_What you should do_.
Reproduce the listing word for word. Skip any image.

_Items_.
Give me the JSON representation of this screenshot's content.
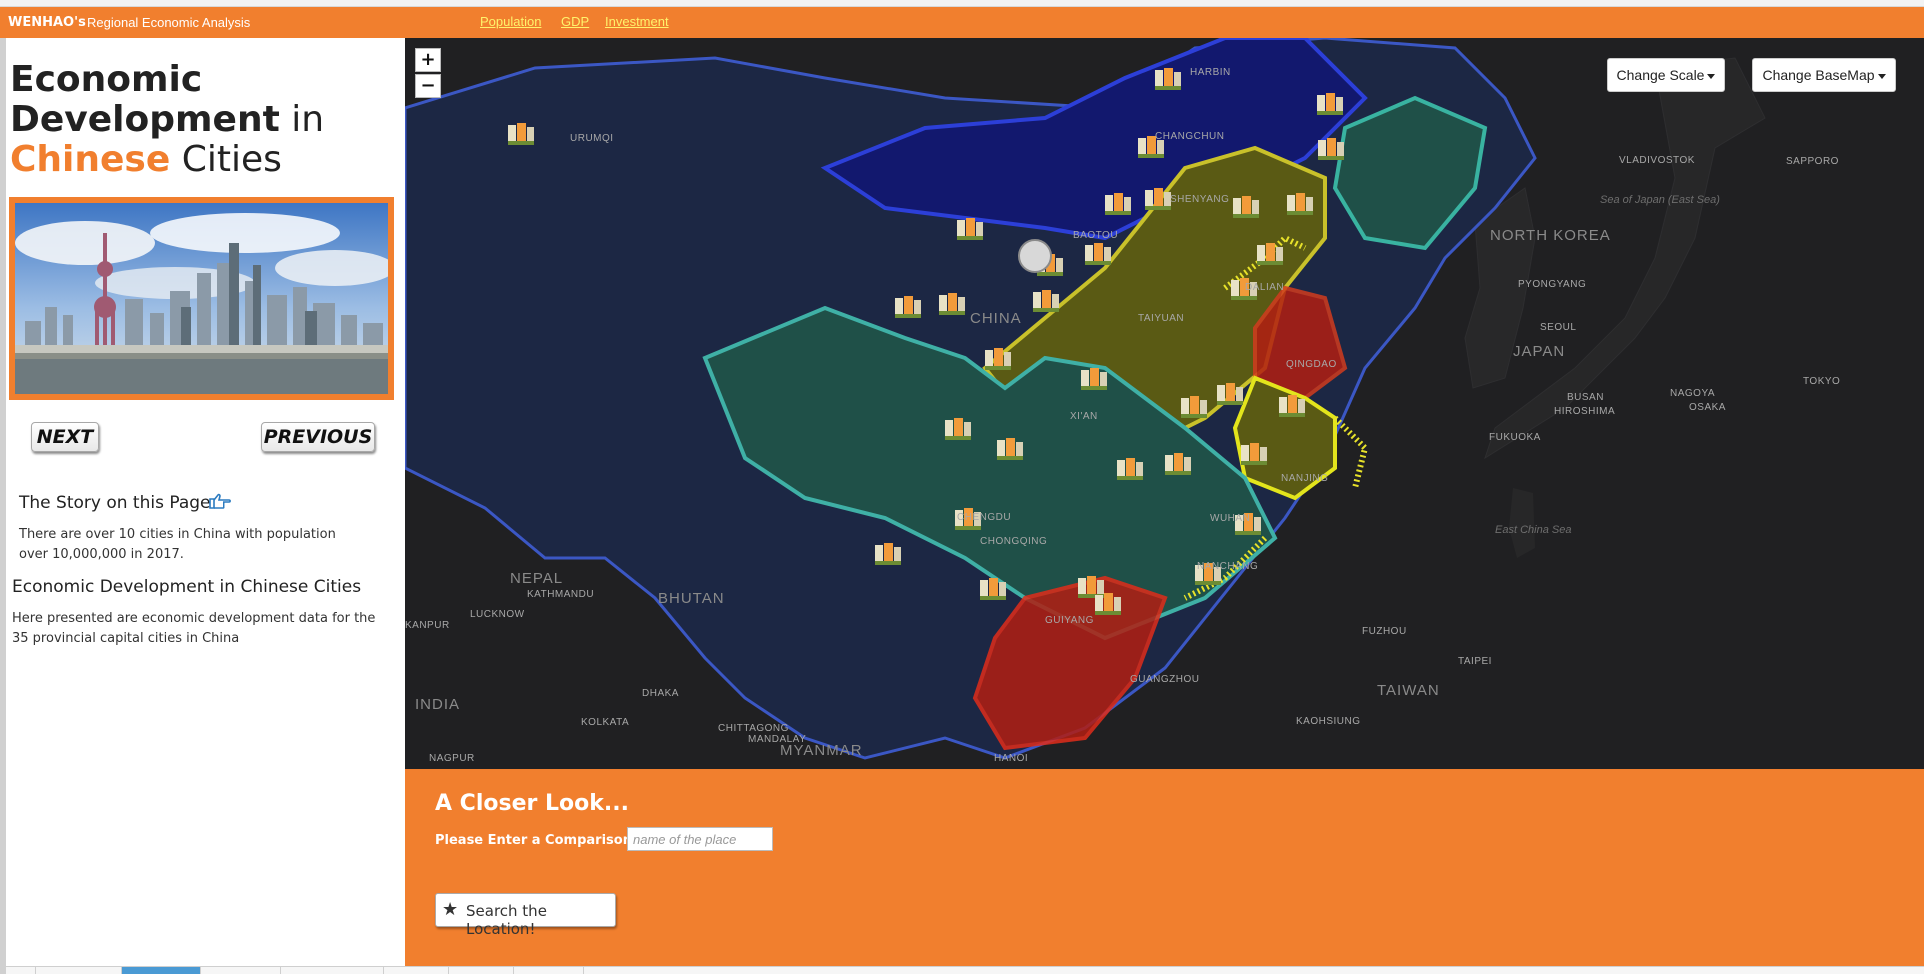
{
  "header": {
    "brand": "WENHAO's",
    "subtitle": "Regional Economic Analysis",
    "links": [
      "Population",
      "GDP",
      "Investment"
    ]
  },
  "sidebar": {
    "title_part1": "Economic",
    "title_part2": "Development",
    "title_part3": "in",
    "title_part4": "Chinese",
    "title_part5": "Cities",
    "next_label": "NEXT",
    "previous_label": "PREVIOUS",
    "story_heading": "The Story on this Page",
    "story_text": "There are over 10 cities in China with population over 10,000,000 in 2017.",
    "section_heading": "Economic Development in Chinese Cities",
    "section_text": "Here presented are economic development data for the 35 provincial capital cities in China"
  },
  "map": {
    "zoom_in": "+",
    "zoom_out": "−",
    "change_scale": "Change Scale",
    "change_basemap": "Change BaseMap",
    "countries": [
      {
        "name": "NORTH KOREA"
      },
      {
        "name": "JAPAN"
      },
      {
        "name": "TAIWAN"
      },
      {
        "name": "NEPAL"
      },
      {
        "name": "BHUTAN"
      },
      {
        "name": "INDIA"
      },
      {
        "name": "MYANMAR"
      },
      {
        "name": "CHINA"
      }
    ],
    "seas": [
      "Sea of Japan (East Sea)",
      "East China Sea"
    ],
    "cities": [
      "URUMQI",
      "HARBIN",
      "CHANGCHUN",
      "SHENYANG",
      "BAOTOU",
      "TAIYUAN",
      "DALIAN",
      "QINGDAO",
      "XI'AN",
      "CHENGDU",
      "CHONGQING",
      "WUHAN",
      "NANJING",
      "NANCHANG",
      "GUIYANG",
      "GUANGZHOU",
      "FUZHOU",
      "VLADIVOSTOK",
      "SAPPORO",
      "PYONGYANG",
      "SEOUL",
      "BUSAN",
      "NAGOYA",
      "OSAKA",
      "TOKYO",
      "HIROSHIMA",
      "FUKUOKA",
      "TAIPEI",
      "KAOHSIUNG",
      "HANOI",
      "DHAKA",
      "KOLKATA",
      "CHITTAGONG",
      "MANDALAY",
      "KATHMANDU",
      "LUCKNOW",
      "KANPUR",
      "NAGPUR"
    ],
    "colors": {
      "red": "#b21e12",
      "olive": "#5a5a14",
      "teal": "#1f5048",
      "navy": "#12186e",
      "blue_dark": "#1c2744"
    }
  },
  "panel": {
    "title": "A Closer Look...",
    "label": "Please Enter a Comparison",
    "input_placeholder": "name of the place",
    "input_value": "",
    "search_button": "Search the Location!",
    "search_icon": "star-icon"
  },
  "theme": {
    "accent": "#f17f2e",
    "link": "#fff36b"
  }
}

_Task result_.
Give me the JSON representation of this screenshot's content.
{
  "header": {
    "brand": "WENHAO's",
    "subtitle": "Regional Economic Analysis",
    "links": [
      "Population",
      "GDP",
      "Investment"
    ]
  },
  "sidebar": {
    "title_part1": "Economic",
    "title_part2": "Development",
    "title_part3": "in",
    "title_part4": "Chinese",
    "title_part5": "Cities",
    "next_label": "NEXT",
    "previous_label": "PREVIOUS",
    "story_heading": "The Story on this Page",
    "story_text": "There are over 10 cities in China with population over 10,000,000 in 2017.",
    "section_heading": "Economic Development in Chinese Cities",
    "section_text": "Here presented are economic development data for the 35 provincial capital cities in China"
  },
  "map": {
    "zoom_in": "+",
    "zoom_out": "−",
    "change_scale": "Change Scale",
    "change_basemap": "Change BaseMap",
    "countries": [
      {
        "name": "NORTH KOREA"
      },
      {
        "name": "JAPAN"
      },
      {
        "name": "TAIWAN"
      },
      {
        "name": "NEPAL"
      },
      {
        "name": "BHUTAN"
      },
      {
        "name": "INDIA"
      },
      {
        "name": "MYANMAR"
      },
      {
        "name": "CHINA"
      }
    ],
    "seas": [
      "Sea of Japan (East Sea)",
      "East China Sea"
    ],
    "cities": [
      "URUMQI",
      "HARBIN",
      "CHANGCHUN",
      "SHENYANG",
      "BAOTOU",
      "TAIYUAN",
      "DALIAN",
      "QINGDAO",
      "XI'AN",
      "CHENGDU",
      "CHONGQING",
      "WUHAN",
      "NANJING",
      "NANCHANG",
      "GUIYANG",
      "GUANGZHOU",
      "FUZHOU",
      "VLADIVOSTOK",
      "SAPPORO",
      "PYONGYANG",
      "SEOUL",
      "BUSAN",
      "NAGOYA",
      "OSAKA",
      "TOKYO",
      "HIROSHIMA",
      "FUKUOKA",
      "TAIPEI",
      "KAOHSIUNG",
      "HANOI",
      "DHAKA",
      "KOLKATA",
      "CHITTAGONG",
      "MANDALAY",
      "KATHMANDU",
      "LUCKNOW",
      "KANPUR",
      "NAGPUR"
    ],
    "colors": {
      "red": "#b21e12",
      "olive": "#5a5a14",
      "teal": "#1f5048",
      "navy": "#12186e",
      "blue_dark": "#1c2744"
    }
  },
  "panel": {
    "title": "A Closer Look...",
    "label": "Please Enter a Comparison",
    "input_placeholder": "name of the place",
    "input_value": "",
    "search_button": "Search the Location!",
    "search_icon": "star-icon"
  },
  "theme": {
    "accent": "#f17f2e",
    "link": "#fff36b"
  }
}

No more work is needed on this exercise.